Dataset excerpt:
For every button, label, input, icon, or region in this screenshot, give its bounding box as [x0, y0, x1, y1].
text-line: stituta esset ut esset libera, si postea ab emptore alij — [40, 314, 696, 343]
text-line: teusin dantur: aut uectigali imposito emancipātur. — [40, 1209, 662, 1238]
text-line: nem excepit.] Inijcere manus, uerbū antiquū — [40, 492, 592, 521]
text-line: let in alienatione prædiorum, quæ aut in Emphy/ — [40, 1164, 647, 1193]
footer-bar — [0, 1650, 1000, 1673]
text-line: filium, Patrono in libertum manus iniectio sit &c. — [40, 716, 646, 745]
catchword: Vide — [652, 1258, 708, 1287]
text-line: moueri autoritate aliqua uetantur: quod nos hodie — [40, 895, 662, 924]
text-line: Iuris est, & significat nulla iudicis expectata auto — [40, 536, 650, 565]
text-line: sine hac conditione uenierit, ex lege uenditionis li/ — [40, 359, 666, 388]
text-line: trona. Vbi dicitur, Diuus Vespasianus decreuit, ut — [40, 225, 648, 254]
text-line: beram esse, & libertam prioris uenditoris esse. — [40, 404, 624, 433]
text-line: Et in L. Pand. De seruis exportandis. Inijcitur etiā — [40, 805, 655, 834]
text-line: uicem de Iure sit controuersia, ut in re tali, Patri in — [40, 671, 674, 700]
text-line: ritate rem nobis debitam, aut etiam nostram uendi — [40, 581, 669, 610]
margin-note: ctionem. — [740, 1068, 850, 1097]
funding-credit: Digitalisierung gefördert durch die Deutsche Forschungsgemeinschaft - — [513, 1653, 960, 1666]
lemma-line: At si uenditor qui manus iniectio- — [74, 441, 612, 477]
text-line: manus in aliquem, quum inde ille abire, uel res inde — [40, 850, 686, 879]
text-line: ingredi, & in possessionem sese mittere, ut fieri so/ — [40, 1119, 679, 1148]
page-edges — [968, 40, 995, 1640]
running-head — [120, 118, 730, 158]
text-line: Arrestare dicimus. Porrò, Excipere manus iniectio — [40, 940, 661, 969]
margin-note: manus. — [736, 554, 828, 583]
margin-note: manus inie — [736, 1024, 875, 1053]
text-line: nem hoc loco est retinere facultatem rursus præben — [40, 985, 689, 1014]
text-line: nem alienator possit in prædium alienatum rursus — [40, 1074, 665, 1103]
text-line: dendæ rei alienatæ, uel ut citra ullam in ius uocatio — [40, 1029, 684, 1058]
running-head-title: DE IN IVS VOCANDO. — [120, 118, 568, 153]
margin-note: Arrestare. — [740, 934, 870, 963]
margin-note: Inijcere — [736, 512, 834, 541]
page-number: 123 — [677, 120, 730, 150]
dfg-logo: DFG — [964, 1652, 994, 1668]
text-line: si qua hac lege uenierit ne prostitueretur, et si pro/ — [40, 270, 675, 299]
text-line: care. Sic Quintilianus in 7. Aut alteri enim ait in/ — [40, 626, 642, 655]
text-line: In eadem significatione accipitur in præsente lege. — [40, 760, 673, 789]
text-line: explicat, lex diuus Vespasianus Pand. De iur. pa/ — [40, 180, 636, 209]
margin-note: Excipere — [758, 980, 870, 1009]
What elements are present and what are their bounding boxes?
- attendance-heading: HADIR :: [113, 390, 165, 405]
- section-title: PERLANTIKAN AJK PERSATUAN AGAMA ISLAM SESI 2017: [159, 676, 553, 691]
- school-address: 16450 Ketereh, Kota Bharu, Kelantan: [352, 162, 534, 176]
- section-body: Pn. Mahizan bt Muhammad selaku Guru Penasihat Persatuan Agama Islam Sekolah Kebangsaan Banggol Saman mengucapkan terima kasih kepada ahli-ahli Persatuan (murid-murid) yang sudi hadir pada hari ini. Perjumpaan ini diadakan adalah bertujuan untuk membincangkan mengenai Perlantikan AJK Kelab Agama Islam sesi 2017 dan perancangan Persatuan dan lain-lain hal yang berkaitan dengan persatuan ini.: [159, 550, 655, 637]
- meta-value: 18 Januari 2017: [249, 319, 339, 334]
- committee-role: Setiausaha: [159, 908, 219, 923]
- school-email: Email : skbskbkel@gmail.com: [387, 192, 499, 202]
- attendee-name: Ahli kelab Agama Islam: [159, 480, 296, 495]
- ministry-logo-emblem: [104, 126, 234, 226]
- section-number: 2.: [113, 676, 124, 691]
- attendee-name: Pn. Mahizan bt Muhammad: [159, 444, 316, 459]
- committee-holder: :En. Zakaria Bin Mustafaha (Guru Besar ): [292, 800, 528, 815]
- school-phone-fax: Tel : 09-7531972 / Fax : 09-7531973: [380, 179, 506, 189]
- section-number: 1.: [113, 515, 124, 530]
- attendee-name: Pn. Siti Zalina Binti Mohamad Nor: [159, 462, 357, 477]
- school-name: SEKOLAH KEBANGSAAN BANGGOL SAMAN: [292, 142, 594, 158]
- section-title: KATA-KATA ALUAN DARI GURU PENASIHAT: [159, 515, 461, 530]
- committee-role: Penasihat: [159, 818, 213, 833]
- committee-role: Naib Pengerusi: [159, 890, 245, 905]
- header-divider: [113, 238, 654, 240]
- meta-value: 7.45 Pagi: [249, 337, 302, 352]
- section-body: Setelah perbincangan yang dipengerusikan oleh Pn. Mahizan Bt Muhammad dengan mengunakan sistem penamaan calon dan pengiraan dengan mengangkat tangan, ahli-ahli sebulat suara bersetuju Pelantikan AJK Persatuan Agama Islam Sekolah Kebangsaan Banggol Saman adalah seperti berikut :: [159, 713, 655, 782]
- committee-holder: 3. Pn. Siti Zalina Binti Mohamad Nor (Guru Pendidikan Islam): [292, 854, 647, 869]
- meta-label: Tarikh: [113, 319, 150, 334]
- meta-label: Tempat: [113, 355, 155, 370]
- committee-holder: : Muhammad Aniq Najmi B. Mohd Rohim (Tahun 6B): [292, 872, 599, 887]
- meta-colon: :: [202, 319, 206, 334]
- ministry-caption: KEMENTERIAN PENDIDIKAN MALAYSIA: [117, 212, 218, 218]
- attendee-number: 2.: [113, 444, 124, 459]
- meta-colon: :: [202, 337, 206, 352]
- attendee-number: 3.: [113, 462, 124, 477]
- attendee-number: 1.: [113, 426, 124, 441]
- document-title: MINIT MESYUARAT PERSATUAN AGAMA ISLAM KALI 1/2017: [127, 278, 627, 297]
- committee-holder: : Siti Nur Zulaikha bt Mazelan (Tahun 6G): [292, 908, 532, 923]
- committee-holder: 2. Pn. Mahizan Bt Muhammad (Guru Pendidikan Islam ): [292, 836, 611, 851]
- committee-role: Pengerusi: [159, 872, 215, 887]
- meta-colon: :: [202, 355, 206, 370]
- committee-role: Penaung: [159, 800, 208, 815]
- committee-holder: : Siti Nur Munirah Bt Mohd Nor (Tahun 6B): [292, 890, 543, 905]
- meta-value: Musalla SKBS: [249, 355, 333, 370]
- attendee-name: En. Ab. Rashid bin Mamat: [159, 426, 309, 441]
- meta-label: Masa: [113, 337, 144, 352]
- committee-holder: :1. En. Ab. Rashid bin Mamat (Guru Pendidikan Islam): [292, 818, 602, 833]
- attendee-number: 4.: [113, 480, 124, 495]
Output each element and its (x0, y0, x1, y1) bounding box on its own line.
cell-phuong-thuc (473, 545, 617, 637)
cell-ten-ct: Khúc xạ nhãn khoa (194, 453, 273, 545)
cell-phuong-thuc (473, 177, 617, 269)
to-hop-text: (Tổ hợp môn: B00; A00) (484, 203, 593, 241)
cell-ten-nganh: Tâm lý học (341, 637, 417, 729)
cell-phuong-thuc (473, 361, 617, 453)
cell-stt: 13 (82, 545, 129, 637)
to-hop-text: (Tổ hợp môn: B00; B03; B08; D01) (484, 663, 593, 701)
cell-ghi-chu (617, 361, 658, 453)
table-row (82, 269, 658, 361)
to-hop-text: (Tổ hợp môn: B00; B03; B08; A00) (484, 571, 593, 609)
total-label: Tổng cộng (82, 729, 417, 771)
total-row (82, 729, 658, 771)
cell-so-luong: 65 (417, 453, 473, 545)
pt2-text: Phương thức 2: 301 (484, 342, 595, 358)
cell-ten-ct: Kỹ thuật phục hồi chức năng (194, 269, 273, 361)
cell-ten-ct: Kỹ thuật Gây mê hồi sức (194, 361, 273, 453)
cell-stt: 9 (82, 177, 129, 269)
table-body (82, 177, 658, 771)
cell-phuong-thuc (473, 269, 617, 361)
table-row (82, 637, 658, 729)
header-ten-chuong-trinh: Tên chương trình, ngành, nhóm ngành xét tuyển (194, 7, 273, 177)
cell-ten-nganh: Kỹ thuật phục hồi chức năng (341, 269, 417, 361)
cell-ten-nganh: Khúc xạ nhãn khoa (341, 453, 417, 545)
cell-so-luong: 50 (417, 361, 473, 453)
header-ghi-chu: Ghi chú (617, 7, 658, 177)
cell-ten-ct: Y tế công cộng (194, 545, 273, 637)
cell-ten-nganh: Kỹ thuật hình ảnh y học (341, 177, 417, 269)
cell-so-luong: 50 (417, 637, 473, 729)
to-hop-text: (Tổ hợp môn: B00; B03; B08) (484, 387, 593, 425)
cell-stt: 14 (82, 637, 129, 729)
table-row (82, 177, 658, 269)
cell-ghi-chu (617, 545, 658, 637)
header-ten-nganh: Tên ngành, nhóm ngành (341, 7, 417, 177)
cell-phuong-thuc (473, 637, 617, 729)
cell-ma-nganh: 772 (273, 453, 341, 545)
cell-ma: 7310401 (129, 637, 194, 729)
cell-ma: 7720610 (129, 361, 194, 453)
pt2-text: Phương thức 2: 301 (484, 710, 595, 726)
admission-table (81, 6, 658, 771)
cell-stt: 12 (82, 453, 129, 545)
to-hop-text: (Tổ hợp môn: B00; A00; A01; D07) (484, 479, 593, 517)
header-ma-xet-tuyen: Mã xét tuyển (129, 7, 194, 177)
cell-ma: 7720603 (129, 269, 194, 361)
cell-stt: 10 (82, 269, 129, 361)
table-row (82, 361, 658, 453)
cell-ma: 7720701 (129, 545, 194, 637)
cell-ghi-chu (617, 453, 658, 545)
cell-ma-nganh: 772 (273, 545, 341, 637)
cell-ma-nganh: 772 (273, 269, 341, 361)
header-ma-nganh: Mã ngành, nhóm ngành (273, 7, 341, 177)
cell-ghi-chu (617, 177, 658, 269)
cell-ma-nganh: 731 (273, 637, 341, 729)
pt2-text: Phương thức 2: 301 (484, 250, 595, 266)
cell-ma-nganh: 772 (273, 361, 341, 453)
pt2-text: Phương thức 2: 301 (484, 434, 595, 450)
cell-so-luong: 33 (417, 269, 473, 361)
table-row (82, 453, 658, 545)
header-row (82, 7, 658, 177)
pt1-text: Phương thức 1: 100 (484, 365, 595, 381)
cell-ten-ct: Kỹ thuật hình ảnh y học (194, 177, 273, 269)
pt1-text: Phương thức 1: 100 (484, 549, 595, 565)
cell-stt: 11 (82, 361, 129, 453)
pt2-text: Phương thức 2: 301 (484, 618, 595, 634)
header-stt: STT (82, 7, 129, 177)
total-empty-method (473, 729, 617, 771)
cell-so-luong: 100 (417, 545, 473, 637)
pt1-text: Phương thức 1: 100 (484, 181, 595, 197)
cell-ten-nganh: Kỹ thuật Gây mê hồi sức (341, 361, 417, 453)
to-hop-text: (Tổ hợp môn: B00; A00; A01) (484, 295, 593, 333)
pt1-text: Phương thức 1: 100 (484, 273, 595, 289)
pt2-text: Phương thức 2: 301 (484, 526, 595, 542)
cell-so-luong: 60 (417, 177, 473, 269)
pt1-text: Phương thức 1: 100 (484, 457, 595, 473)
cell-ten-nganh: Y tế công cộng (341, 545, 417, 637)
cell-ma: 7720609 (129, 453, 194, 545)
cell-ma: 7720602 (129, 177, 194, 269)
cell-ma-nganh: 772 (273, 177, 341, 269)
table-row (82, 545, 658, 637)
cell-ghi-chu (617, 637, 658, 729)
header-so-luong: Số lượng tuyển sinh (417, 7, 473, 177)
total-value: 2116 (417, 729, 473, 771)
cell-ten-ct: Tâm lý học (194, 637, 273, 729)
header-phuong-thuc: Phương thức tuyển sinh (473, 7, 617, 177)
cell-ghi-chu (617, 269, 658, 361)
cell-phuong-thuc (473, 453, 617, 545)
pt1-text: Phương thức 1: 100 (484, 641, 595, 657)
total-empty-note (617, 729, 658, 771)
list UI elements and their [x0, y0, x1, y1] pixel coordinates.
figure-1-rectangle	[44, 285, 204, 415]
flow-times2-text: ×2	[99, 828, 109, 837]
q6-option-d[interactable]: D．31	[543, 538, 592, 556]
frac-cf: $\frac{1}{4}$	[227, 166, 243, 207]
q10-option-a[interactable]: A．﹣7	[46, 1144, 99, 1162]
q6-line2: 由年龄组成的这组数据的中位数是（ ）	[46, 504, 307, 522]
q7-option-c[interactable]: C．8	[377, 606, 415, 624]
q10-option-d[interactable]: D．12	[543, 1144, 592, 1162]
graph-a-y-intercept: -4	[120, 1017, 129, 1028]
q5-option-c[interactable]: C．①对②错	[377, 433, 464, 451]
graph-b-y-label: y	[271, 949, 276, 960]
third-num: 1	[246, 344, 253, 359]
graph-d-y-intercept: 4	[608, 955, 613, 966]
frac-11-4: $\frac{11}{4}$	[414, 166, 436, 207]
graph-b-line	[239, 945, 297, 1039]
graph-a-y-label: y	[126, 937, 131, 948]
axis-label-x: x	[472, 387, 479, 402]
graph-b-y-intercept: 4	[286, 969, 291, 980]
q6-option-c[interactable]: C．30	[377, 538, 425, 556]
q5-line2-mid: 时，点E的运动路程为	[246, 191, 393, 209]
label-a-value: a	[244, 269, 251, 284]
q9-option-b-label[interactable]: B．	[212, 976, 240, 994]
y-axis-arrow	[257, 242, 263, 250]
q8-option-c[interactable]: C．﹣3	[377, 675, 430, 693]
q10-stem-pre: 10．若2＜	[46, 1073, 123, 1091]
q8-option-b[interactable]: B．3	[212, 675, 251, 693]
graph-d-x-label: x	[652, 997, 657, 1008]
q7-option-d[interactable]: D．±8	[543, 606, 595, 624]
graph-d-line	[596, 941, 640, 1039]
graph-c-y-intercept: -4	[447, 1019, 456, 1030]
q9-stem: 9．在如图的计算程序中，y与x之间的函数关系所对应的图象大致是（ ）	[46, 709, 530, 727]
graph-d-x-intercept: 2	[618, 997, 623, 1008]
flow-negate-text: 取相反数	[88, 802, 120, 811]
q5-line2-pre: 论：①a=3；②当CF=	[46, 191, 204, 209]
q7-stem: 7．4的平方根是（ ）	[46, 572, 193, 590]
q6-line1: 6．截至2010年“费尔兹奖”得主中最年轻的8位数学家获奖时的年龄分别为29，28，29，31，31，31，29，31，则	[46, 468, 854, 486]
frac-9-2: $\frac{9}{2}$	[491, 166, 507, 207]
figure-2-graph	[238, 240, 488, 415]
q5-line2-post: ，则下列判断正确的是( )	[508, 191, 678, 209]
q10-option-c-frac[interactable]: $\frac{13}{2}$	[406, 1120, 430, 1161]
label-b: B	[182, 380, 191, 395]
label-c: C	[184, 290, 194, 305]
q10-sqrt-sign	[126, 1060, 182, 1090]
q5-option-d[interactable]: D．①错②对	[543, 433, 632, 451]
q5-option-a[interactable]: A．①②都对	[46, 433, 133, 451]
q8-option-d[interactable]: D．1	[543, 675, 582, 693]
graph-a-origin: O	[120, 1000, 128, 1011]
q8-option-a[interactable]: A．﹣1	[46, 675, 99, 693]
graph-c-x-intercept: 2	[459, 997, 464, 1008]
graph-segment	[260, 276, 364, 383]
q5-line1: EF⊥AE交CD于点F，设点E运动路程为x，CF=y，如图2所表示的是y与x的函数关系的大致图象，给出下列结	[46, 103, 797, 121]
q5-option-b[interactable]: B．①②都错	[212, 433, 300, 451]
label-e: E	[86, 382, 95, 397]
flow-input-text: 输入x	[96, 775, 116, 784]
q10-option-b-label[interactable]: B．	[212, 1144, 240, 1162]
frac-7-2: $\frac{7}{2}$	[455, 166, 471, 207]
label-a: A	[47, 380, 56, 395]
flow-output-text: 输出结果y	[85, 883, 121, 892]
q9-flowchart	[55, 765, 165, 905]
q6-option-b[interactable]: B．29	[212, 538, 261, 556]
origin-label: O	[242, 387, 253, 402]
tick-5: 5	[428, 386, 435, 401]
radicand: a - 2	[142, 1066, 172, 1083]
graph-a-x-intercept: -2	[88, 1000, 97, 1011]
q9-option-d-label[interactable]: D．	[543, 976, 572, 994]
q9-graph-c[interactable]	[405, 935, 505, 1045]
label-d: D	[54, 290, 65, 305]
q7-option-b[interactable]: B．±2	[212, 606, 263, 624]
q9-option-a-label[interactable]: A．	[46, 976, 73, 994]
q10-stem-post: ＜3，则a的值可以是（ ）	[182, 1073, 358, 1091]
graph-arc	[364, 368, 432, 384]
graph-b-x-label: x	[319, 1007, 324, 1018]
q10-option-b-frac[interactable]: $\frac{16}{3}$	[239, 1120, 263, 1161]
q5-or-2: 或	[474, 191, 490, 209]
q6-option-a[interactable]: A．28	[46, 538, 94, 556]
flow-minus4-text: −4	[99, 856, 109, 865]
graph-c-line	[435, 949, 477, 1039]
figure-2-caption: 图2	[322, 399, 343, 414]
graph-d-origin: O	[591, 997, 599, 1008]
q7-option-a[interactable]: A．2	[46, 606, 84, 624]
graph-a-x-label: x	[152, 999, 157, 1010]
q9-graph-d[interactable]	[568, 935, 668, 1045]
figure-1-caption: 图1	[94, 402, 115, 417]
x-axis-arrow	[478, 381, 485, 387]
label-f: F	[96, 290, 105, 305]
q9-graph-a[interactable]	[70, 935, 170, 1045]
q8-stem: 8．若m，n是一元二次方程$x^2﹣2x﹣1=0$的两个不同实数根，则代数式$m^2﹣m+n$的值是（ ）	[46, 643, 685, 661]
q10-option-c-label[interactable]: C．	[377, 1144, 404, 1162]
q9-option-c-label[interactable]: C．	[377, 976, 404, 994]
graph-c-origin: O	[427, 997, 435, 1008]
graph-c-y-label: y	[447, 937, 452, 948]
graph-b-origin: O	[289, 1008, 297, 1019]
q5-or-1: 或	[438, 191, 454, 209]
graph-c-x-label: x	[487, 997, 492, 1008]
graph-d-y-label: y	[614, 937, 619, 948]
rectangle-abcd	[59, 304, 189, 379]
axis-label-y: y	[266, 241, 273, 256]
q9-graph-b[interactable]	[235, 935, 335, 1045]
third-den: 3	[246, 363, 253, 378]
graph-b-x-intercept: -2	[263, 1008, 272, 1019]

What the task requires:
In the data from its first line through the line containing "catchword: Vide — [652, 1258, 708, 1287]", substitute "page-footer" for "footer-bar" and reproduce those lines with nothing else altered.

Reply:
For every button, label, input, icon, or region in this screenshot, give its bounding box as [x0, y0, x1, y1].
text-line: stituta esset ut esset libera, si postea ab emptore alij — [40, 314, 696, 343]
text-line: teusin dantur: aut uectigali imposito emancipātur. — [40, 1209, 662, 1238]
text-line: nem excepit.] Inijcere manus, uerbū antiquū — [40, 492, 592, 521]
text-line: let in alienatione prædiorum, quæ aut in Emphy/ — [40, 1164, 647, 1193]
page-footer — [0, 1650, 1000, 1673]
text-line: filium, Patrono in libertum manus iniectio sit &c. — [40, 716, 646, 745]
catchword: Vide — [652, 1258, 708, 1287]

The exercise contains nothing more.